Bring together all lines of the material below that contain the string "Temperature".

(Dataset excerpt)

···

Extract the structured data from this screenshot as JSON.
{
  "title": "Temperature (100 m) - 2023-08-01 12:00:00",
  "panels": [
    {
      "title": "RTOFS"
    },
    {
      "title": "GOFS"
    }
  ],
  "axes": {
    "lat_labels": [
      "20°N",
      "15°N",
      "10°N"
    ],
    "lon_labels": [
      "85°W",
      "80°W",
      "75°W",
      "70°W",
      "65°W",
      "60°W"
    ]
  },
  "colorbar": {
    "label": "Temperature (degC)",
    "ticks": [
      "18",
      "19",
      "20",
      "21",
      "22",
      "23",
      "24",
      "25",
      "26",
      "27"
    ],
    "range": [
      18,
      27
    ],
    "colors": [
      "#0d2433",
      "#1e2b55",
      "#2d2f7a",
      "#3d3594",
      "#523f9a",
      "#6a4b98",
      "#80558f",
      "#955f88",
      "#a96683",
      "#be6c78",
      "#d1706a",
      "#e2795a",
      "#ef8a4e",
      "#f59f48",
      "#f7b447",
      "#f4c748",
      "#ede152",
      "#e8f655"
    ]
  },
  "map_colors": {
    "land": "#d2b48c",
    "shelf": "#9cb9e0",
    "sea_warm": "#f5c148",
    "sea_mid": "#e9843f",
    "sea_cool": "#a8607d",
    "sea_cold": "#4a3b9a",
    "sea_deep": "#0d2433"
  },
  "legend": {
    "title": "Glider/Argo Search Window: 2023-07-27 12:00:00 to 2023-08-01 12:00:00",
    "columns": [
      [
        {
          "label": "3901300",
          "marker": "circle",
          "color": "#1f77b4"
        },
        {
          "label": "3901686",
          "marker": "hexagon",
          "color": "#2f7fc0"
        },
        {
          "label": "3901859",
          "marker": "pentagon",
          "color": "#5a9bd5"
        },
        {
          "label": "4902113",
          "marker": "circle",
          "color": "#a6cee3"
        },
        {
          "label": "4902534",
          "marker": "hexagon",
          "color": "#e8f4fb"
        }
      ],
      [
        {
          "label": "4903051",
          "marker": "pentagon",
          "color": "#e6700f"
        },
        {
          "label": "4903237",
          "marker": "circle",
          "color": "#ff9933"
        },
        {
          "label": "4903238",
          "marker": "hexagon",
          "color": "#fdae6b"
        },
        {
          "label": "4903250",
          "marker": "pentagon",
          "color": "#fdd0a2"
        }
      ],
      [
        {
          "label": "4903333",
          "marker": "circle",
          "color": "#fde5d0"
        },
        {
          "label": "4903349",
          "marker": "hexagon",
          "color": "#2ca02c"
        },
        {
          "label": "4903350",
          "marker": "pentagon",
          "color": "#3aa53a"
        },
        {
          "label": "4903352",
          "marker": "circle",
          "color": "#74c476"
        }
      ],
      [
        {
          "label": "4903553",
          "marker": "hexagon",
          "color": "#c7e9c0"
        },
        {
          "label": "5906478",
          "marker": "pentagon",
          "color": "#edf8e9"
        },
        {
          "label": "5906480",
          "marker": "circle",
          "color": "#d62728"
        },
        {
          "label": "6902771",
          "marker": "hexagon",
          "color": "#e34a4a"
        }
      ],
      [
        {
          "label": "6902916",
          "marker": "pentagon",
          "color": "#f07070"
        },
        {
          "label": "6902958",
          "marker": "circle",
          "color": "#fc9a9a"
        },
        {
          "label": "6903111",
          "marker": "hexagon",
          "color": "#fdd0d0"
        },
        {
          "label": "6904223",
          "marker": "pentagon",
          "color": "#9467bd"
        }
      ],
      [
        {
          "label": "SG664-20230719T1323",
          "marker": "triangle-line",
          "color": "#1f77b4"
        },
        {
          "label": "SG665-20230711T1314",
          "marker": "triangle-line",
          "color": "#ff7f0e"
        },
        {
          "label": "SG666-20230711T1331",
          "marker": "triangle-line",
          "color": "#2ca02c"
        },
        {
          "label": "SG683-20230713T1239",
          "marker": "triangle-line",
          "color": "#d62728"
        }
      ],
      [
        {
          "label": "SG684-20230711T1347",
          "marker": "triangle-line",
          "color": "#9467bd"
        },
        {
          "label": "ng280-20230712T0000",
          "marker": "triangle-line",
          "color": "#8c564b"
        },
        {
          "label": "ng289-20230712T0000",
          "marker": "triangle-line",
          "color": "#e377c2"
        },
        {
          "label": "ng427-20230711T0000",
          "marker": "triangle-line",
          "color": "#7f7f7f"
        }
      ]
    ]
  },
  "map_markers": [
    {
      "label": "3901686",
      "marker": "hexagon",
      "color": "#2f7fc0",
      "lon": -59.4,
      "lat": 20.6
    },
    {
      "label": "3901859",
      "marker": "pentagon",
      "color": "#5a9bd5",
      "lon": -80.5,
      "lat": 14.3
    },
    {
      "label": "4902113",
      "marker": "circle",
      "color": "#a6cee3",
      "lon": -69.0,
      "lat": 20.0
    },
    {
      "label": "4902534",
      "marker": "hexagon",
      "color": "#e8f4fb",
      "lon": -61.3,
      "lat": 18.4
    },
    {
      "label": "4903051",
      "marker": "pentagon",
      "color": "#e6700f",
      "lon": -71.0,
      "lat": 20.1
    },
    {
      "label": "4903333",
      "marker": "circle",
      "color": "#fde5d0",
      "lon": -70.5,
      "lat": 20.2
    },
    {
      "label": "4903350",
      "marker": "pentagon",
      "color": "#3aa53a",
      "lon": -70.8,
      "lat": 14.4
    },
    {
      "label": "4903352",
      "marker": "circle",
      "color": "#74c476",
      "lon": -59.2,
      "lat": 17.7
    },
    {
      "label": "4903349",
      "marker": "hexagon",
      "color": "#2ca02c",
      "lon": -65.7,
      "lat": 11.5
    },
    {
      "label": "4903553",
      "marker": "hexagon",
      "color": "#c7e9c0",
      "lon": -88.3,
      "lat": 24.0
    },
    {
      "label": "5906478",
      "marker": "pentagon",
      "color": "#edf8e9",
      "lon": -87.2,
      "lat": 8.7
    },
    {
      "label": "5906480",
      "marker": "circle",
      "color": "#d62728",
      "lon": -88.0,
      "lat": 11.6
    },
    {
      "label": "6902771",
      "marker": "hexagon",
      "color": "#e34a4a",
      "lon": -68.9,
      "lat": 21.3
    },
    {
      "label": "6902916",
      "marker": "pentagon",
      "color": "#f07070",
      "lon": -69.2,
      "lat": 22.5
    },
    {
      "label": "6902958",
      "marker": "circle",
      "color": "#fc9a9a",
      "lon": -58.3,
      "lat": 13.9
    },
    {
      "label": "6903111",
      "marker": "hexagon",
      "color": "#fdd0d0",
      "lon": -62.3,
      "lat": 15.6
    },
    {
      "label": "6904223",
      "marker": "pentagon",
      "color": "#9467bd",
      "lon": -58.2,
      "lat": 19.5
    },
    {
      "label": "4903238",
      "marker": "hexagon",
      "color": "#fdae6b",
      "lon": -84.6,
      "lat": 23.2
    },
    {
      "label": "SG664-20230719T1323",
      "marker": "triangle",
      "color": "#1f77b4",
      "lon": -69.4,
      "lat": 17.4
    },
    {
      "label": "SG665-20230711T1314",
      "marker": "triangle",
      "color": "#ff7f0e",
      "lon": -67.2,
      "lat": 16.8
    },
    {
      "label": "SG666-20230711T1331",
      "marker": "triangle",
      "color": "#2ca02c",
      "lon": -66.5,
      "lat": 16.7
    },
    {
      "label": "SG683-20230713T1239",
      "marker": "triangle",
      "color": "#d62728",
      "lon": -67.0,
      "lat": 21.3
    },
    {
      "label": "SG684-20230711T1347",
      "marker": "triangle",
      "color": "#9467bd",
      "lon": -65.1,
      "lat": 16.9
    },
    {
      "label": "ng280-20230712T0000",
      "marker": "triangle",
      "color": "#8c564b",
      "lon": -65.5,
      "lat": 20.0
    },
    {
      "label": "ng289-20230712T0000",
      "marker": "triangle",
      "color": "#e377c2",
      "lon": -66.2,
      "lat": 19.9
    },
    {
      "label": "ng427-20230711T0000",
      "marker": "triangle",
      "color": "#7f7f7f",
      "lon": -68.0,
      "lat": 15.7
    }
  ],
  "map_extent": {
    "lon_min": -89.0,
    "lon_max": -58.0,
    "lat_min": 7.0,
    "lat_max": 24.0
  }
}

···

* [Correct response]:
  "title": "Temperature (100 m) - 2023-08-01 12:00:00",
    "label": "Temperature (degC)",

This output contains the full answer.